───── Texto dado
José Mª Ruiz Soroa
Verdad y humildad
(El Correo, 16 de agosto de 2009)

En el debate público actual se ha introducido con fuerza la que podríamos denominar 'cuestión de la verdad', es decir, la discusión acerca de si en el ámbito político pueden existir verdades que se impongan en la convivencia humana como un 'a priori' y, caso afirmativo, qué papel juegan esas verdades en una democracia. El reciente intercambio de opiniones en estas páginas entre Javier Otaola ('A vueltas con la verdad') y Rafael Ferrer no es sino un ponderado e interesante ejemplo de ello.

Simplificando un poco la cuestión, podríamos decir que los dos cuernos del dilema vienen representados, por un lado, por un cierto tipo de laicismo que proclama al consensualismo como el único criterio de determinación de lo correcto en la vida pública y, por otro, una determinada visión religiosa (muy característica del actual pontífice) que defiende la existencia de unas verdades previas derivadas de la recta razón que se impondrían al ser humano inexorablemente. Los laicistas arguyen que la misma idea de verdad, con toda la fuerza dogmática y epistemológica que posee por sí misma tal noción, es incompatible con la práctica democrática. Existen, dicen, 'verdades particulares', aquéllas que cada uno acepta o profesa en virtud de su particular adscripción religiosa o ideológica, pero ninguna de ellas puede aspirar a ser una verdad en sentido fuerte. Es más, es precisamente el intento de algunos de convertir su particular verdad en verdad de todos lo que genera un conflicto irresoluble en democracia. Por eso, es preciso aceptar que en un régimen democrático no existen verdades 'a priori' sino sólo acuerdos contingentes a los que la ciudadanía va llegando progresiva y trabajosamente en un proceso histórico interminable de discusión y puesta en contraste de las verdades y opiniones particulares de cada grupo o corriente.
──────────
───── Registros almacenados
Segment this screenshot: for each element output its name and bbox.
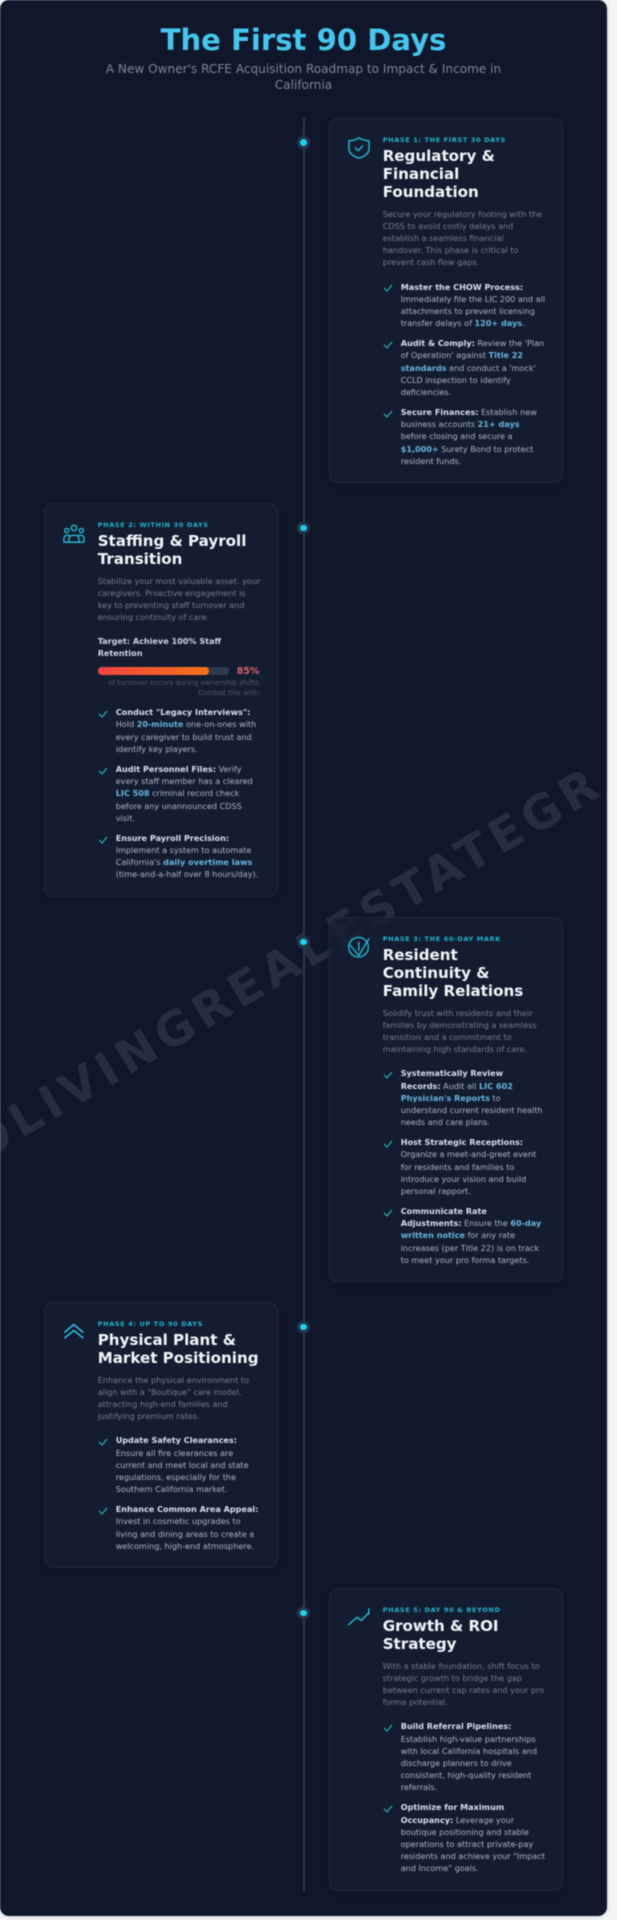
list item: for residents and families to: [401, 1162, 514, 1172]
checklist: [383, 1721, 546, 1874]
list item: consistent, high-quality resident: [401, 1770, 531, 1780]
description: [98, 576, 261, 622]
list item: before any unannounced CDSS: [116, 801, 242, 811]
list item: [98, 1435, 249, 1494]
list item: and Income" goals.: [401, 1863, 479, 1873]
timeline line: [302, 118, 304, 1891]
description: caregivers. Proactive engagement is: [98, 588, 246, 598]
list item: Update Safety Clearances:: [116, 1435, 237, 1445]
list item: Audit & Comply: Review the 'Plan: [401, 338, 544, 348]
list item: written notice for any rate: [401, 1230, 515, 1240]
description: transition and a commitment to: [383, 1032, 512, 1042]
title: The First 90 Days: [161, 23, 446, 57]
heading: Regulatory &: [383, 147, 495, 165]
list item: Ensure Payroll Precision:: [116, 833, 229, 843]
list item: standards and conduct a 'mock': [401, 363, 536, 373]
list item: Implement a system to automate: [116, 845, 251, 855]
percentage: 85%: [237, 666, 259, 677]
list item: of Operation' against Title 22: [401, 350, 523, 360]
heading: [98, 1331, 258, 1367]
phase 5 content: [382, 1606, 546, 1874]
list item: every caregiver to build trust and: [116, 732, 252, 742]
description: [97, 1375, 249, 1421]
description: families by demonstrating a seamless: [383, 1020, 537, 1030]
list item: referrals.: [401, 1782, 437, 1792]
phase 3 content: [382, 935, 543, 1266]
list item: [383, 1206, 542, 1266]
list item: to meet your pro forma targets.: [401, 1255, 529, 1265]
phase label: PHASE 5: DAY 90 & BEYOND: [383, 1606, 501, 1614]
list item: business accounts 21+ days: [401, 419, 520, 429]
list item: California's daily overtime laws: [116, 857, 252, 867]
list item: visit.: [116, 813, 135, 823]
list item: [383, 407, 537, 466]
list item: [98, 764, 253, 823]
heading: [97, 532, 246, 568]
description: prevent cash flow gaps.: [383, 257, 479, 267]
checklist: [98, 707, 258, 879]
list item: Conduct "Legacy Interviews":: [116, 707, 250, 717]
heading: Continuity &: [383, 964, 489, 982]
heading: Financial: [383, 165, 459, 183]
list item: CCLD inspection to identify: [401, 375, 511, 385]
phase 4 content: [97, 1320, 258, 1552]
list item: [383, 282, 546, 328]
list item: attachments to prevent licensing: [401, 306, 535, 316]
timeline dot: phase 2: [300, 525, 307, 531]
list item: [383, 1720, 563, 1793]
target label: Target: Achieve 100% Staff: [98, 636, 221, 646]
description: maintaining high standards of care.: [383, 1044, 527, 1054]
list item: Build Referral Pipelines:: [401, 1721, 511, 1731]
bar track: [98, 667, 229, 675]
icon: double chevron up: [63, 1323, 84, 1340]
checklist: [383, 1068, 543, 1266]
list item: operations to attract private-pay: [401, 1839, 533, 1849]
checklist: [383, 282, 546, 466]
description: justifying premium rates.: [98, 1411, 200, 1421]
list item: increases (per Title 22) is on track: [401, 1243, 539, 1253]
list item: Optimize for Maximum: [401, 1802, 504, 1812]
description: Secure your regulatory footing with the: [383, 209, 542, 219]
heading: Resident: [383, 946, 458, 964]
heading: Growth & ROI: [383, 1617, 499, 1635]
phase label: PHASE 3: THE 60-DAY MARK: [383, 935, 501, 943]
list item: residents and achieve your "Impact: [401, 1851, 545, 1861]
icon: shield check: [347, 136, 371, 160]
list item: [383, 1068, 543, 1127]
phase label: PHASE 4: UP TO 90 DAYS: [98, 1320, 203, 1328]
checklist: [98, 1435, 258, 1552]
list item: Establish high-value partnerships: [401, 1734, 536, 1744]
heading: [382, 1617, 499, 1653]
subtitle: California: [275, 78, 332, 92]
phase 1 content: [382, 136, 546, 466]
phase label: PHASE 2: WITHIN 30 DAYS: [98, 521, 209, 529]
list item: $1,000+ Surety Bond to protect: [401, 444, 533, 454]
heading: Physical Plant &: [98, 1331, 236, 1349]
heading: Foundation: [383, 183, 479, 201]
list item: Occupancy: Leverage your: [401, 1815, 514, 1825]
list item: Adjustments: Ensure the 60-day: [401, 1218, 541, 1228]
list item: identify key players.: [116, 744, 198, 754]
description: CDSS to avoid costly delays and: [383, 221, 513, 231]
target label: [97, 636, 222, 658]
description: Enhance the physical environment to: [98, 1375, 249, 1385]
list item: (time-and-a-half over 8 hours/day).: [116, 869, 258, 879]
panel: phase 3: [329, 917, 563, 1282]
list item: Host Strategic Receptions:: [401, 1137, 523, 1147]
panel: phase 1: [329, 118, 563, 483]
description: Stabilize your most valuable asset: your: [98, 576, 260, 586]
bar fill: [98, 667, 209, 675]
list item: regulations, especially for the: [116, 1472, 236, 1482]
phase 2 content: [97, 521, 261, 879]
description: between current cap rates and your pro: [383, 1685, 544, 1695]
bar note: Combat this with:: [198, 688, 261, 697]
list item: [98, 1504, 258, 1552]
list item: Enhance Common Area Appeal:: [116, 1504, 258, 1514]
icon: trending up: [347, 1608, 370, 1626]
list item: [383, 1801, 563, 1874]
list item: Ensure all fire clearances are: [116, 1448, 233, 1458]
heading: [383, 147, 495, 201]
heading: Market Positioning: [98, 1349, 258, 1367]
description: [382, 1661, 544, 1707]
list item: living and dining areas to create a: [116, 1529, 254, 1539]
heading: Strategy: [383, 1635, 456, 1653]
list item: understand current resident health: [401, 1105, 543, 1115]
description: [382, 1008, 537, 1054]
list item: current and meet local and state: [116, 1460, 249, 1470]
list item: Records: Audit all LIC 602: [401, 1081, 513, 1091]
description: strategic growth to bridge the gap: [383, 1673, 522, 1683]
progress bar: [97, 666, 260, 677]
panel: phase 2: [44, 503, 278, 897]
description: With a stable foundation, shift focus to: [383, 1661, 540, 1671]
heading: [382, 946, 524, 1000]
list item: Systematically Review: [401, 1068, 503, 1078]
list item: [98, 833, 258, 879]
description: handover. This phase is critical to: [383, 245, 518, 255]
list item: deficiencies.: [401, 387, 451, 397]
list item: LIC 508 criminal record check: [116, 788, 239, 798]
list item: Invest in cosmetic upgrades to: [116, 1516, 241, 1526]
description: [382, 209, 542, 267]
description: Solidify trust with residents and their: [383, 1008, 533, 1018]
list item: introduce your vision and build: [401, 1174, 526, 1184]
list item: resident funds.: [401, 456, 461, 466]
list item: before closing and secure a: [401, 431, 513, 441]
list item: discharge planners to drive: [401, 1758, 512, 1768]
panel: phase 4: [44, 1302, 278, 1568]
list item: personal rapport.: [401, 1186, 471, 1196]
icon: people group: [62, 524, 86, 544]
list item: [383, 338, 544, 397]
timeline dot: phase 1: [300, 139, 307, 146]
list item: Communicate Rate: [401, 1206, 487, 1216]
timeline dot: phase 4: [300, 1324, 307, 1330]
phase label: PHASE 1: THE FIRST 30 DAYS: [383, 136, 506, 144]
list item: welcoming, high-end atmosphere.: [116, 1541, 254, 1551]
bar note: [108, 678, 261, 697]
target label: Retention: [98, 648, 142, 658]
list item: [98, 707, 256, 754]
subtitle: [106, 62, 501, 92]
list item: Audit Personnel Files: Verify: [116, 764, 242, 774]
description: key to preventing staff turnover and: [98, 600, 245, 610]
heading: Staffing & Payroll: [98, 532, 246, 550]
description: ensuring continuity of care.: [98, 612, 209, 622]
list item: transfer delays of 120+ days.: [401, 318, 525, 328]
timeline dot: phase 5: [300, 1610, 307, 1616]
bar note: of turnover occurs during ownership shifts.: [108, 678, 261, 687]
list item: Immediately file the LIC 200 and all: [401, 294, 545, 304]
list item: needs and care plans.: [401, 1117, 490, 1127]
heading: Transition: [98, 550, 182, 568]
list item: Hold 20-minute one-on-ones with: [116, 719, 256, 729]
panel: phase 5: [329, 1588, 563, 1891]
list item: every staff member has a cleared: [116, 776, 253, 786]
list item: Physician's Reports to: [401, 1093, 501, 1103]
description: forma potential.: [383, 1697, 448, 1707]
list item: [383, 1137, 536, 1196]
icon: circle check: [347, 936, 370, 958]
description: align with a "Boutique" care model,: [98, 1387, 241, 1397]
subtitle: A New Owner's RCFE Acquisition Roadmap to Impact & Income in: [106, 62, 501, 76]
list item: boutique positioning and stable: [401, 1827, 529, 1837]
description: establish a seamless financial: [383, 233, 504, 243]
description: attracting high-end families and: [98, 1399, 228, 1409]
list item: Master the CHOW Process:: [401, 282, 523, 292]
list item: Organize a meet-and-greet event: [401, 1149, 536, 1159]
timeline dot: phase 3: [300, 939, 307, 945]
list item: with local California hospitals and: [401, 1746, 537, 1756]
list item: Secure Finances: Establish new: [401, 407, 537, 417]
heading: Family Relations: [383, 982, 523, 1000]
list item: Southern California market.: [116, 1484, 227, 1494]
──────────
-- Tarea pendiente --
Según el texto sobre la cuestión de la verdad en democracia, ¿con qué consideran los laicistas incompatible la idea de verdad?

-- Respuesta --
Con la práctica democrática.